[Part of a data file]
______________________________
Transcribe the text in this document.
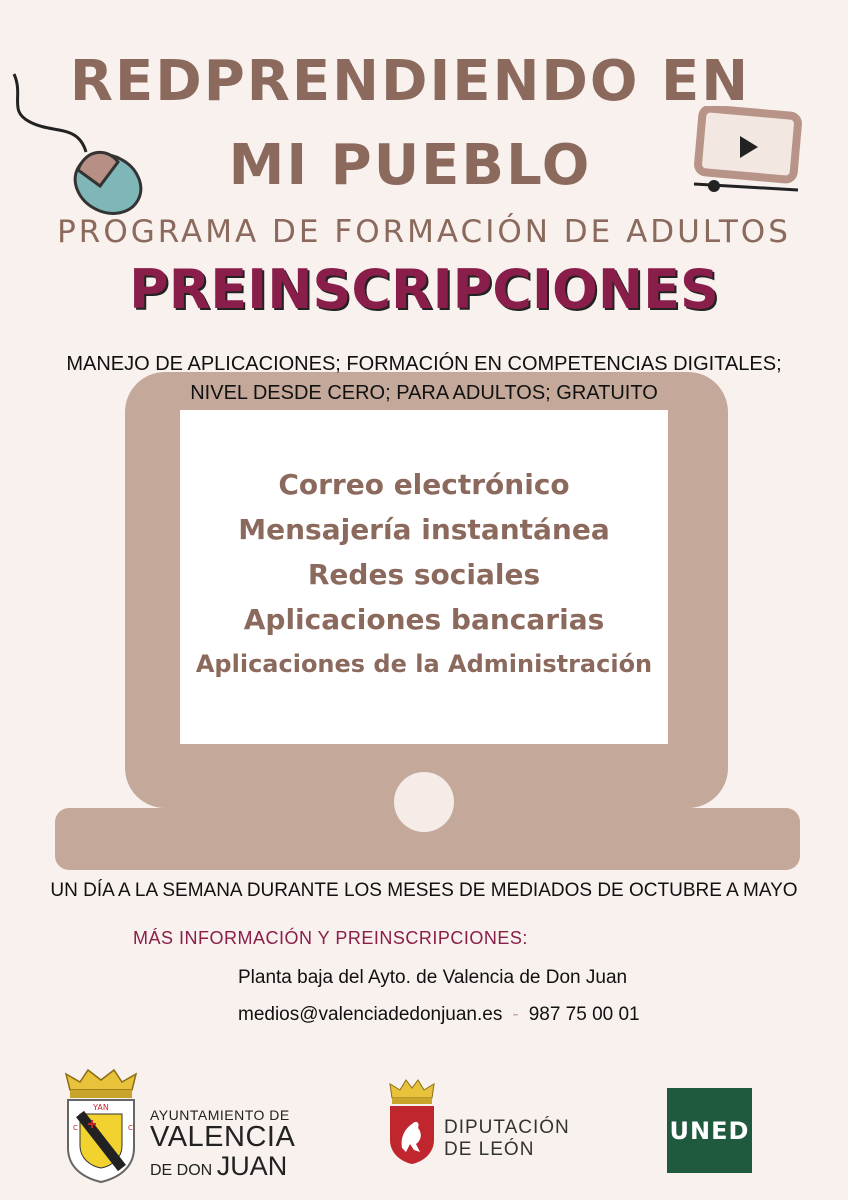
REDPRENDIENDO EN MI PUEBLO
PROGRAMA DE FORMACIÓN DE ADULTOS
PREINSCRIPCIONES
MANEJO DE APLICACIONES; FORMACIÓN EN COMPETENCIAS DIGITALES;
NIVEL DESDE CERO; PARA ADULTOS; GRATUITO
Correo electrónico
Mensajería instantánea
Redes sociales
Aplicaciones bancarias
Aplicaciones de la Administración
UN DÍA A LA SEMANA DURANTE LOS MESES DE MEDIADOS DE OCTUBRE A MAYO
MÁS INFORMACIÓN Y PREINSCRIPCIONES:
Planta baja del Ayto. de Valencia de Don Juan
medios@valenciadedonjuan.es - 987 75 00 01
YAN
C	C
AYUNTAMIENTO DE
VALENCIA
DE DON JUAN
DIPUTACIÓN
DE LEÓN
UNED
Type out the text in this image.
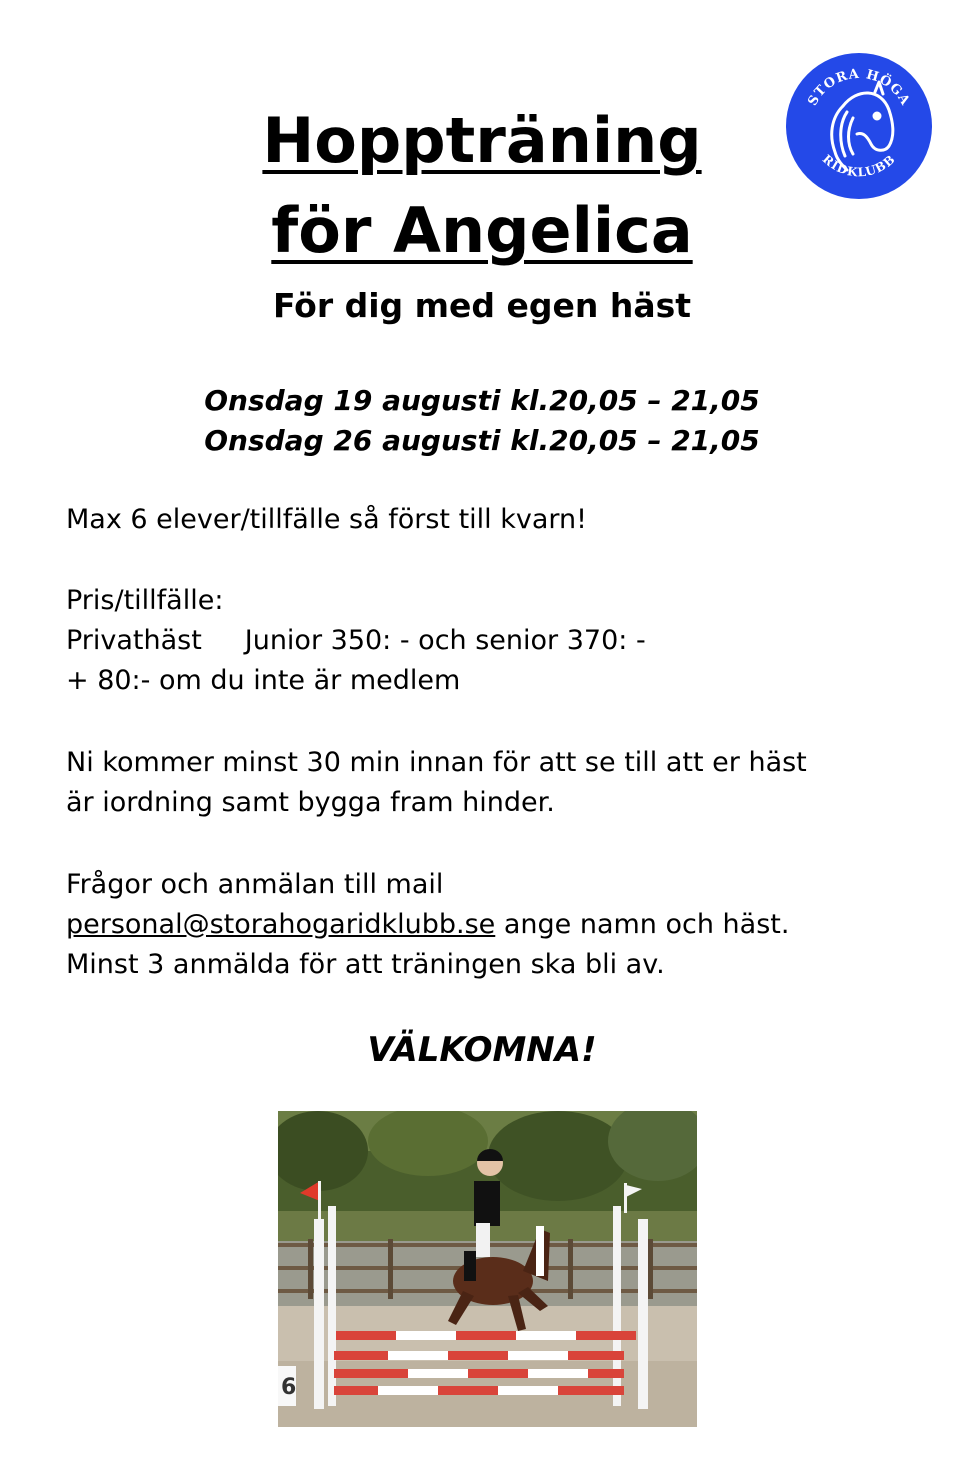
STORA HÖGA
RIDKLUBB
Hoppträning
för Angelica
För dig med egen häst

Onsdag 19 augusti kl.20,05 – 21,05

Onsdag 26 augusti kl.20,05 – 21,05

Max 6 elever/tillfälle så först till kvarn!

Pris/tillfälle:
Privathäst     Junior 350: - och senior 370: -
+ 80:- om du inte är medlem
Ni kommer minst 30 min innan för att se till att er häst
är iordning samt bygga fram hinder.
Frågor och anmälan till mail
personal@storahogaridklubb.se ange namn och häst.
Minst 3 anmälda för att träningen ska bli av.
VÄLKOMNA!
6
______________________________
Pull out all lines from the listing that contain the string "PREINSCRIPCIONES".

§ Task result:
PREINSCRIPCIONES
MÁS INFORMACIÓN Y PREINSCRIPCIONES:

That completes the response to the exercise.